**Challenge**
In the listing, change every "leader-line" to "callout-line" in the lines from the one containing "- bar: [988, 93, 1383, 123]" through the one containing "- category-label: Brown", and write those lines out again with nothing else altered.

* Start Dataset content *

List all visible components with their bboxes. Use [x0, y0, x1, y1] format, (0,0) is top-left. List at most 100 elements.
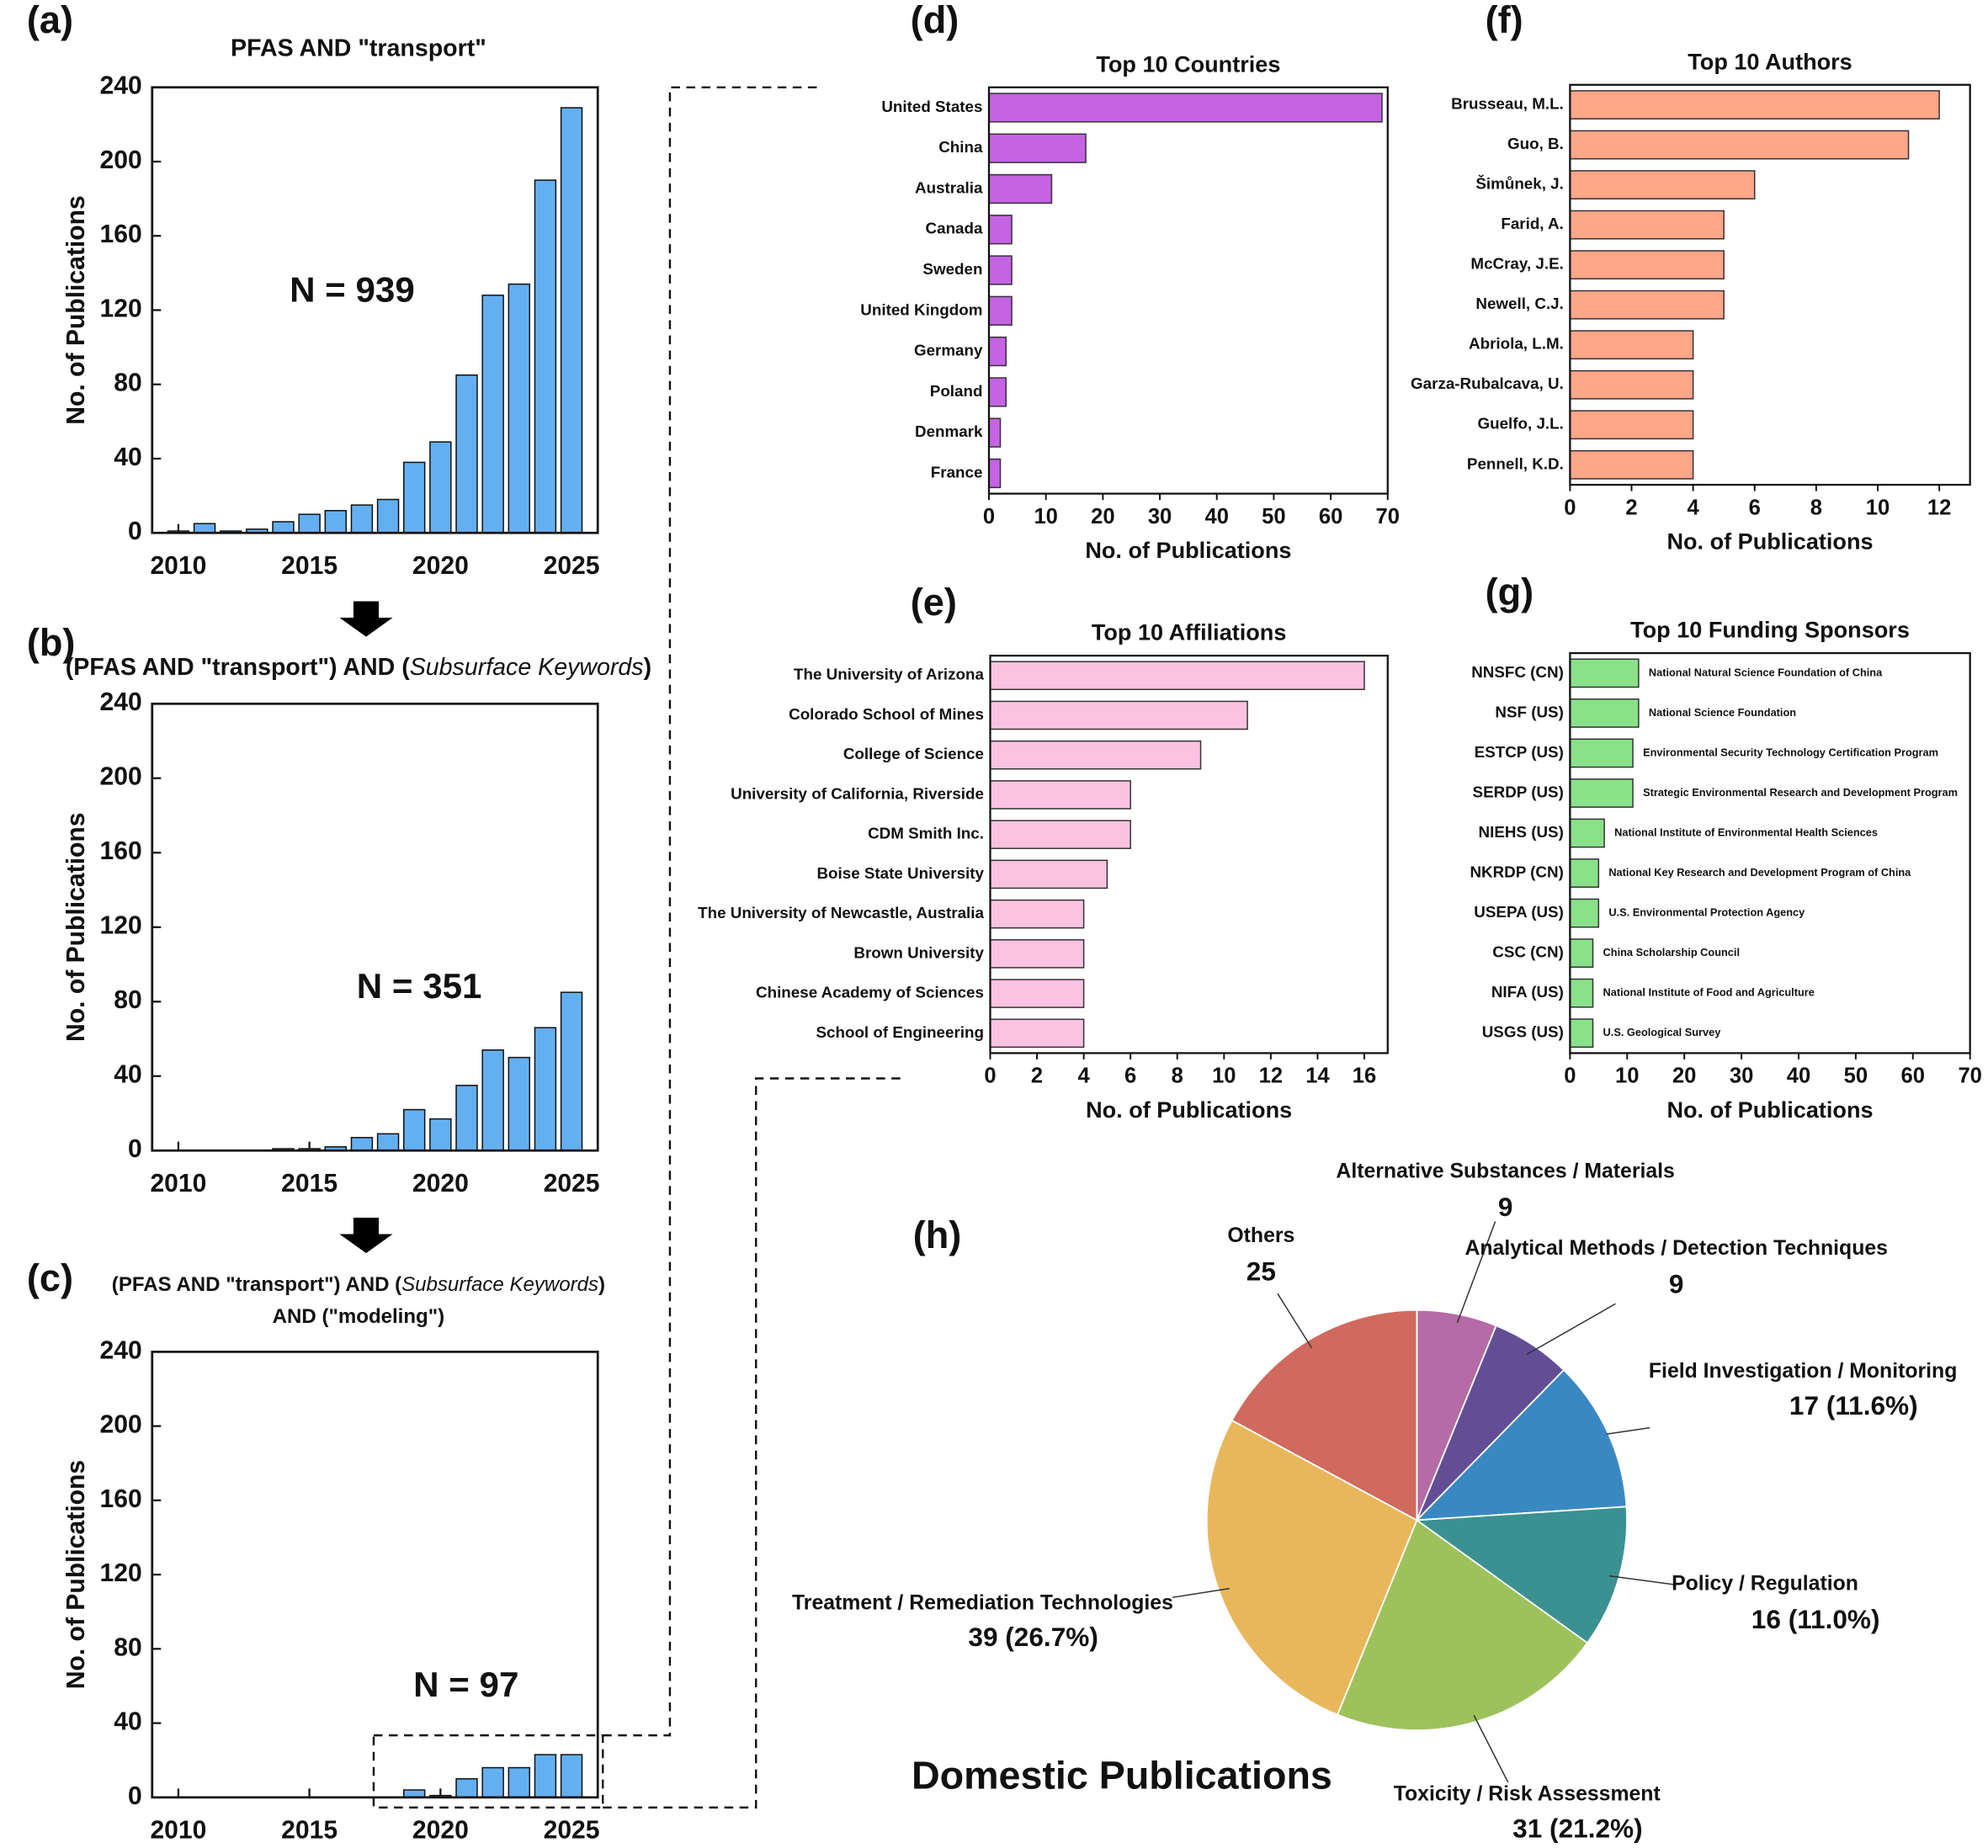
- bar: [988, 93, 1383, 123]
- x-tick-label: 6: [1749, 496, 1761, 519]
- title-part: PFAS AND "transport": [231, 35, 486, 61]
- connectors: [372, 86, 901, 1809]
- slice-value: 17 (11.6%): [1789, 1390, 1918, 1421]
- x-tick-label: 60: [1901, 1065, 1925, 1088]
- title-part: ): [644, 654, 652, 681]
- bar: [988, 133, 1087, 163]
- bar: [481, 1766, 504, 1798]
- annotation: N = 97: [413, 1665, 518, 1704]
- leader-line: [1172, 1587, 1230, 1598]
- bar: [560, 1754, 583, 1798]
- bar: [988, 295, 1013, 326]
- bar: [988, 377, 1007, 407]
- x-axis-label: No. of Publications: [1666, 528, 1873, 554]
- plot-frame: [989, 655, 1389, 1054]
- y-tick-label: 0: [128, 1135, 142, 1163]
- y-tick-label: 120: [100, 1559, 142, 1587]
- bar: [989, 1018, 1085, 1049]
- y-tick-label: 160: [100, 837, 142, 865]
- bar: [455, 1085, 478, 1151]
- x-tick-label: 2015: [281, 1816, 338, 1844]
- bar: [989, 780, 1131, 810]
- bar-description: U.S. Geological Survey: [1603, 1026, 1722, 1038]
- category-label: France: [931, 463, 983, 481]
- category-label: United States: [881, 98, 982, 115]
- bar: [989, 939, 1085, 969]
- y-tick-label: 200: [100, 146, 142, 174]
- leader-line: [1526, 1303, 1616, 1356]
- annotation: N = 351: [357, 966, 482, 1006]
- plot-frame: [151, 1351, 599, 1799]
- title-part: ): [598, 1274, 605, 1297]
- category-label: Brown University: [853, 943, 984, 961]
- x-tick-label: 2: [1625, 496, 1637, 519]
- pie-slice: [1231, 1309, 1418, 1521]
- bar: [1569, 410, 1694, 440]
- chart-title: Top 10 Affiliations: [1092, 619, 1287, 645]
- category-label: Canada: [926, 220, 983, 237]
- slice-value: 25: [1246, 1256, 1276, 1286]
- category-label: Pennell, K.D.: [1467, 454, 1564, 472]
- panel-label: (a): [27, 0, 73, 41]
- chart-title: Top 10 Funding Sponsors: [1630, 617, 1910, 643]
- bar: [298, 513, 321, 534]
- bar: [1569, 698, 1640, 728]
- chart-title: Top 10 Authors: [1688, 48, 1852, 74]
- bar: [1569, 978, 1594, 1008]
- category-label: CSC (CN): [1492, 943, 1564, 961]
- bar: [534, 179, 557, 534]
- x-tick-label: 0: [984, 1065, 996, 1088]
- title-part: Subsurface Keywords: [410, 654, 644, 681]
- x-tick-label: 0: [983, 505, 995, 528]
- bar: [1569, 449, 1694, 480]
- bar: [1569, 250, 1725, 280]
- bar: [989, 859, 1108, 889]
- bar: [989, 700, 1248, 730]
- bar: [989, 661, 1365, 691]
- category-label: Newell, C.J.: [1475, 295, 1563, 312]
- x-tick-label: 30: [1148, 505, 1172, 528]
- category-label: Germany: [914, 342, 983, 359]
- y-tick-label: 120: [100, 295, 142, 322]
- y-tick-label: 200: [100, 1411, 142, 1439]
- y-tick-label: 40: [114, 1708, 141, 1736]
- slice-label: Alternative Substances / Materials: [1336, 1160, 1674, 1182]
- plot-frame: [151, 702, 599, 1152]
- category-label: NNSFC (CN): [1471, 663, 1564, 681]
- x-tick-label: 12: [1259, 1065, 1283, 1088]
- bar: [1569, 738, 1634, 768]
- chart-title: PFAS AND "transport": [231, 35, 486, 61]
- leader-line: [1456, 1221, 1496, 1324]
- category-label: Australia: [915, 178, 983, 196]
- bar-description: National Natural Science Foundation of C…: [1649, 666, 1883, 678]
- panel-label: (d): [911, 0, 959, 41]
- category-label: USEPA (US): [1474, 903, 1564, 921]
- title-part: (PFAS AND "transport") AND (: [112, 1274, 401, 1297]
- category-label: ESTCP (US): [1475, 743, 1564, 761]
- pie-slice: [1205, 1419, 1418, 1716]
- bar: [481, 295, 504, 534]
- bar: [1569, 330, 1694, 360]
- category-label: Brusseau, M.L.: [1451, 95, 1564, 113]
- slice-label: Analytical Methods / Detection Technique…: [1464, 1237, 1887, 1260]
- connector-line: [603, 86, 818, 1737]
- plot-frame: [987, 86, 1389, 495]
- category-label: Boise State University: [816, 864, 984, 882]
- x-tick-label: 2025: [544, 552, 600, 580]
- y-tick-label: 40: [114, 1061, 141, 1089]
- bar-description: National Science Foundation: [1649, 706, 1796, 719]
- category-label: Sweden: [922, 260, 982, 278]
- x-tick-label: 10: [1034, 505, 1057, 528]
- bar: [376, 1133, 400, 1151]
- bar: [988, 458, 1002, 489]
- bar: [1569, 369, 1694, 400]
- slice-value: 31 (21.2%): [1512, 1813, 1642, 1843]
- bar-description: National Key Research and Development Pr…: [1608, 866, 1911, 879]
- plot-frame: [151, 86, 599, 534]
- bar: [988, 173, 1053, 204]
- y-tick-label: 0: [128, 518, 142, 545]
- x-tick-label: 60: [1319, 505, 1342, 528]
- y-tick-label: 240: [100, 1336, 142, 1364]
- bar: [988, 417, 1002, 448]
- bar: [1569, 898, 1600, 928]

* End Dataset content *

**Written answer**
- bar: [988, 93, 1383, 123]
- x-tick-label: 6: [1749, 496, 1761, 519]
- title-part: PFAS AND "transport": [231, 35, 486, 61]
- connectors: [372, 86, 901, 1809]
- slice-value: 17 (11.6%): [1789, 1390, 1918, 1421]
- x-tick-label: 60: [1901, 1065, 1925, 1088]
- title-part: ): [644, 654, 652, 681]
- bar: [988, 133, 1087, 163]
- bar: [481, 1766, 504, 1798]
- annotation: N = 97: [413, 1665, 518, 1704]
- callout-line: [1172, 1587, 1230, 1598]
- bar: [560, 1754, 583, 1798]
- bar: [988, 295, 1013, 326]
- bar: [988, 377, 1007, 407]
- x-axis-label: No. of Publications: [1666, 528, 1873, 554]
- plot-frame: [989, 655, 1389, 1054]
- y-tick-label: 0: [128, 1135, 142, 1163]
- y-tick-label: 120: [100, 1559, 142, 1587]
- bar: [989, 1018, 1085, 1049]
- y-tick-label: 160: [100, 837, 142, 865]
- bar: [455, 1085, 478, 1151]
- x-tick-label: 2015: [281, 1816, 338, 1844]
- bar: [989, 780, 1131, 810]
- bar-description: U.S. Geological Survey: [1603, 1026, 1722, 1038]
- category-label: France: [931, 463, 983, 481]
- category-label: United States: [881, 98, 982, 115]
- bar: [989, 939, 1085, 969]
- y-tick-label: 200: [100, 146, 142, 174]
- callout-line: [1526, 1303, 1616, 1356]
- annotation: N = 351: [357, 966, 482, 1006]
- plot-frame: [151, 1351, 599, 1799]
- title-part: ): [598, 1274, 605, 1297]
- category-label: Brown University: [853, 943, 984, 961]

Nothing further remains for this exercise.